= PROBLEM TO SOLVE =
Check each line for the string "Contract", then give only how many lines have it.

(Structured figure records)
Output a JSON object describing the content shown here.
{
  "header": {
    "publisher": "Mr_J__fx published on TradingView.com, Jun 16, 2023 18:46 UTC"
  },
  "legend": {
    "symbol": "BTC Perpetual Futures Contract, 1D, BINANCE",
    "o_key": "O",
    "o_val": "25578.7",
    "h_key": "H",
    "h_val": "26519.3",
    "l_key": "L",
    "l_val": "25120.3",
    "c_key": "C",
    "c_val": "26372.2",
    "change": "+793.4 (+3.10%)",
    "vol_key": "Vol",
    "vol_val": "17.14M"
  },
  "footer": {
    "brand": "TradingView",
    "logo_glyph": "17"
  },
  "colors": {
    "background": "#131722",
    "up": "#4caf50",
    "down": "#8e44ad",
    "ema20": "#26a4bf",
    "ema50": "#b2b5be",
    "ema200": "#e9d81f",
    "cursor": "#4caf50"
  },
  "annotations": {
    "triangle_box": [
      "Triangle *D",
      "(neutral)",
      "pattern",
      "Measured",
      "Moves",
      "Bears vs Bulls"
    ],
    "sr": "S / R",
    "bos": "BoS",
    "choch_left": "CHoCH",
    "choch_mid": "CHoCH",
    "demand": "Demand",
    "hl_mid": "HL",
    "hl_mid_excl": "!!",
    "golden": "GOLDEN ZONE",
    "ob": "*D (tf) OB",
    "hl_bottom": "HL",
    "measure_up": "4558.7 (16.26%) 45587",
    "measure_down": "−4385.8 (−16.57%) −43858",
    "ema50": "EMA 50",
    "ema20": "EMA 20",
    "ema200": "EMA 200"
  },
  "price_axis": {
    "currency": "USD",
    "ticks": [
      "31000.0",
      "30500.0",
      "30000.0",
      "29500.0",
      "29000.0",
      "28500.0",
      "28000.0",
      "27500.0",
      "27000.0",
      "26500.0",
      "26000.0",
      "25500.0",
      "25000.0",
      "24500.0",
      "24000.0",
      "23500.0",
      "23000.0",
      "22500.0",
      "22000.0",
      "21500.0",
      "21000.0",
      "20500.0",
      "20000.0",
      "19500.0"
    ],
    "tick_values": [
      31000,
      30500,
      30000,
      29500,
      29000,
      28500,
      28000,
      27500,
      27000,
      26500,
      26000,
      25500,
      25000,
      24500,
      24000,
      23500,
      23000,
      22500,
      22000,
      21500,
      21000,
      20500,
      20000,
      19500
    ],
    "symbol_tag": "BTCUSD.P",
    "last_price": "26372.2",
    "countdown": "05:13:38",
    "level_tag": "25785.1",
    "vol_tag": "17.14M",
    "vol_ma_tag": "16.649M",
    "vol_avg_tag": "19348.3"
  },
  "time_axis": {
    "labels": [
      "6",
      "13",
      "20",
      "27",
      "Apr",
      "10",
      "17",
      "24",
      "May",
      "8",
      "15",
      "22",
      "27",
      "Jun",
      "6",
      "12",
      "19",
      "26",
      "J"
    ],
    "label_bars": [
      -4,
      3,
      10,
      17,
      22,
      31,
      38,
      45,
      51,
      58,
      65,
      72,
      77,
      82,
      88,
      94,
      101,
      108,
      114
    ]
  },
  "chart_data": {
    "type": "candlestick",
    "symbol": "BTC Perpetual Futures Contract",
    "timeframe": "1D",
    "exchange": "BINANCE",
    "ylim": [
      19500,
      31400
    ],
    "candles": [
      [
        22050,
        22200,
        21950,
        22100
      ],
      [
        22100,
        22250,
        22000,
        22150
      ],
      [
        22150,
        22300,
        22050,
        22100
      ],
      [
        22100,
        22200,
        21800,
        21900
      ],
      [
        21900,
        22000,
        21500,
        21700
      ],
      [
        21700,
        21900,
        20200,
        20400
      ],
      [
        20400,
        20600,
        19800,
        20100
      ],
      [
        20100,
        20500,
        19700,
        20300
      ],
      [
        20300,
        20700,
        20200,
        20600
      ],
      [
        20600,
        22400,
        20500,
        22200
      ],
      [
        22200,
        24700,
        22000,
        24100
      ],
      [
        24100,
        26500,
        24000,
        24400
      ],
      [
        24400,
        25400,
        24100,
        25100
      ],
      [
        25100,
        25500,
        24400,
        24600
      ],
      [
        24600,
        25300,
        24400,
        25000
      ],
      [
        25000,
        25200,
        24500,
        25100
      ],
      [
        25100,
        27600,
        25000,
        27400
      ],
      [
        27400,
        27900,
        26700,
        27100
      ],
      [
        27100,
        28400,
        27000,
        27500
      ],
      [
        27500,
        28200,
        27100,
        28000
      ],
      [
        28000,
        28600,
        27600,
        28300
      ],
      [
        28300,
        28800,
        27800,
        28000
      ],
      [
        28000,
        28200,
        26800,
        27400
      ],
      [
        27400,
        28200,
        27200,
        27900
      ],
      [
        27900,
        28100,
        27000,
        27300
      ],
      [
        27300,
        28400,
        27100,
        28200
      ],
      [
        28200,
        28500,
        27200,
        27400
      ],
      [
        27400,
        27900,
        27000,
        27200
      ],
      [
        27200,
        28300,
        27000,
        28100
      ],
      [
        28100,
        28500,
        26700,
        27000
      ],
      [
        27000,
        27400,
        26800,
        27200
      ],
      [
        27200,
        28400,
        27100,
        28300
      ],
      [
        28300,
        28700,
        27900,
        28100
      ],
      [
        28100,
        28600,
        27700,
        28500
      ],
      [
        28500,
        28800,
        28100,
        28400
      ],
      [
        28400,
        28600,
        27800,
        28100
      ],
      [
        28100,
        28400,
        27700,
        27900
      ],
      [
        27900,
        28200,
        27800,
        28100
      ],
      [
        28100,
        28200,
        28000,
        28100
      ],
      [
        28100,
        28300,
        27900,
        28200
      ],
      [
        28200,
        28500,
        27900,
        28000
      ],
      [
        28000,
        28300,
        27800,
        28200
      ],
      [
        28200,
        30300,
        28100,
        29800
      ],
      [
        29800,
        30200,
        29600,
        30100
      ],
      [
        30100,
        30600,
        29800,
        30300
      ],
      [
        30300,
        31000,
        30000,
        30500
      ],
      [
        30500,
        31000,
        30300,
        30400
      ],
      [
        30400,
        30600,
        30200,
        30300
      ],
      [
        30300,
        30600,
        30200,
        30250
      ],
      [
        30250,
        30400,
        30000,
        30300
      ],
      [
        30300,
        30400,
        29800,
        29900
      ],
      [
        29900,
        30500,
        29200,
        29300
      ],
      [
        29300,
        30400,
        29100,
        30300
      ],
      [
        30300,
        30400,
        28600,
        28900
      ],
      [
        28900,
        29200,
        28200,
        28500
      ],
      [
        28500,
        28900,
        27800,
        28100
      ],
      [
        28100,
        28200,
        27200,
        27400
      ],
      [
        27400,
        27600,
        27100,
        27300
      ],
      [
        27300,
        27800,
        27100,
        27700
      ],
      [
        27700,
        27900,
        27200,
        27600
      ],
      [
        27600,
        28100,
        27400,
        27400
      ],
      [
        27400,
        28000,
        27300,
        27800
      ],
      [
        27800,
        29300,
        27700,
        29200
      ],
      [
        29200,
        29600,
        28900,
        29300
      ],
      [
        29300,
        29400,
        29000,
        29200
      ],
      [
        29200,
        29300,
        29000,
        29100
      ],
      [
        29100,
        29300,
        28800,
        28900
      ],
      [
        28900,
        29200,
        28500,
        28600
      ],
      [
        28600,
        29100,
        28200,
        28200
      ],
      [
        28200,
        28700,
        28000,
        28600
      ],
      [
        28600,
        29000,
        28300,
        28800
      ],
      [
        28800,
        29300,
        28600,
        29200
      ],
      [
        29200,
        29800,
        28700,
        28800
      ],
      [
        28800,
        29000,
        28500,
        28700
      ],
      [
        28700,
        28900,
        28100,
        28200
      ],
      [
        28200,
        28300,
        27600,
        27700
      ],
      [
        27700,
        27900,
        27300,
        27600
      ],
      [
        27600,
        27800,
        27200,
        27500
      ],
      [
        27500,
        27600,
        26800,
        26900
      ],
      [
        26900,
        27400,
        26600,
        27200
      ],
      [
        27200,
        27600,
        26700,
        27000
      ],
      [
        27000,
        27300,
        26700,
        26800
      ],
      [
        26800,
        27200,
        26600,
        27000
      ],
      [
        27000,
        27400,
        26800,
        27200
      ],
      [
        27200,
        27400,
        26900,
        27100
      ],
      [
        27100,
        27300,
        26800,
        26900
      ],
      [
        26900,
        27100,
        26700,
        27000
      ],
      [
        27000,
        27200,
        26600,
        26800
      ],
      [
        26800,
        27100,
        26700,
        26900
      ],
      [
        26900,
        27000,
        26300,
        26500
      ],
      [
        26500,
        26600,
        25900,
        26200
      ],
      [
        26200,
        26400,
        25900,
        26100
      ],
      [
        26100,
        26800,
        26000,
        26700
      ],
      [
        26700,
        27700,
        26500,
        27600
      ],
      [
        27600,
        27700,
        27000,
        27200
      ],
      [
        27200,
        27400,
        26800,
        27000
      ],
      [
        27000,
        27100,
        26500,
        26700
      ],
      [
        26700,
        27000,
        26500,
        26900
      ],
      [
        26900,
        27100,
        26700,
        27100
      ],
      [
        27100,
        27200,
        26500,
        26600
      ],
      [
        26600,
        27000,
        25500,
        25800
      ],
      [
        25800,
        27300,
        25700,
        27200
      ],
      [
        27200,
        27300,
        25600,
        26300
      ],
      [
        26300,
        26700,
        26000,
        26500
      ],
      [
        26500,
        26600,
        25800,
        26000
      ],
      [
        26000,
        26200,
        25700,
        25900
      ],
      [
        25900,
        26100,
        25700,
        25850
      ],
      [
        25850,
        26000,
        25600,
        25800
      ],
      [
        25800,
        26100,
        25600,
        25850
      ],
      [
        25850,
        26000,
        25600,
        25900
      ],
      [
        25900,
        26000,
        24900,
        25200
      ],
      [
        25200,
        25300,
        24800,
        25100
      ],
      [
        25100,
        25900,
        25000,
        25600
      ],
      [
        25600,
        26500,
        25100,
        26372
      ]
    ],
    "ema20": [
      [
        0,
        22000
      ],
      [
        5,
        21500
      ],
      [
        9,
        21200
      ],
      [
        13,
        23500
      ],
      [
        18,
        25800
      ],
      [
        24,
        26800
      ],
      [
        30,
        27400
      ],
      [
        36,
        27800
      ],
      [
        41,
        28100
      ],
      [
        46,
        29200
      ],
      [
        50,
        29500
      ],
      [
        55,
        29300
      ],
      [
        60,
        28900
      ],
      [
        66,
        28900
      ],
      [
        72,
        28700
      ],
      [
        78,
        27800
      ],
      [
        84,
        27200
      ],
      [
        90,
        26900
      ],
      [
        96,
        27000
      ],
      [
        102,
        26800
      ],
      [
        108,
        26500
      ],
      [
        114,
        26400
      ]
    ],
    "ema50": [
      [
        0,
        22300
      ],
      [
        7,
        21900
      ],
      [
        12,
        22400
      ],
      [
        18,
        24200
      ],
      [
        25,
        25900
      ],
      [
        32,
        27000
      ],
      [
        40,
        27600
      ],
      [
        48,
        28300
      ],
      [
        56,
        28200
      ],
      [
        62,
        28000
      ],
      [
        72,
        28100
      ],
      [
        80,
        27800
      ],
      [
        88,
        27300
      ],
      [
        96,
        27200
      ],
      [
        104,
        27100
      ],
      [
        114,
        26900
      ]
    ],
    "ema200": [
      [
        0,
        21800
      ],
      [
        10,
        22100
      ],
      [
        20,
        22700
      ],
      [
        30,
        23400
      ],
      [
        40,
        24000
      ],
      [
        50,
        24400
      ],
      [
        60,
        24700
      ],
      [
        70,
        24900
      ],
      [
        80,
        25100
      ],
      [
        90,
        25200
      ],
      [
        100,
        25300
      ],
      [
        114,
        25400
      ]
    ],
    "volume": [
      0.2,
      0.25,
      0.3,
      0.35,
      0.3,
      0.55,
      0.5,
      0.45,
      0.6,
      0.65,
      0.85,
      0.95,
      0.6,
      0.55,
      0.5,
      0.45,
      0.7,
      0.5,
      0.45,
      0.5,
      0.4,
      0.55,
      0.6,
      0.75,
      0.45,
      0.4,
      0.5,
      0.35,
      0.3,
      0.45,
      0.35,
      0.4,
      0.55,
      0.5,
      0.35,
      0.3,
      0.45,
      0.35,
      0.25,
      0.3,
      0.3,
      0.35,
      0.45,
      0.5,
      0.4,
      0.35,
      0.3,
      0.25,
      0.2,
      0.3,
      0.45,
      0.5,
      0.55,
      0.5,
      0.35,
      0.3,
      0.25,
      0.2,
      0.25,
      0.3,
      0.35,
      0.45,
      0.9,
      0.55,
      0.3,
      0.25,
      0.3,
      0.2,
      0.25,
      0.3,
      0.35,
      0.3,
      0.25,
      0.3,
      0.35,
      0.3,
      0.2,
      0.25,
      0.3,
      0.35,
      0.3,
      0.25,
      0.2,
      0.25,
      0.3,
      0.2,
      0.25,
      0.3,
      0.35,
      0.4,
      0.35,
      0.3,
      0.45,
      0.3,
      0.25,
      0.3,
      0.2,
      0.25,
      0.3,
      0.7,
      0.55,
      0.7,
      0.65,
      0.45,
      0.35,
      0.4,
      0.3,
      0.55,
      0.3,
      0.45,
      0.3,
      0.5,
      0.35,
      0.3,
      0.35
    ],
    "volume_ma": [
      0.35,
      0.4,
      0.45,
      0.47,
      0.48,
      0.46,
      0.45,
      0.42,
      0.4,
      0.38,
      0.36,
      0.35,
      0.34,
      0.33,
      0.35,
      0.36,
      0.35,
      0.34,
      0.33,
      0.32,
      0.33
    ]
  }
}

= ANSWER TO THIS EXERCISE =
2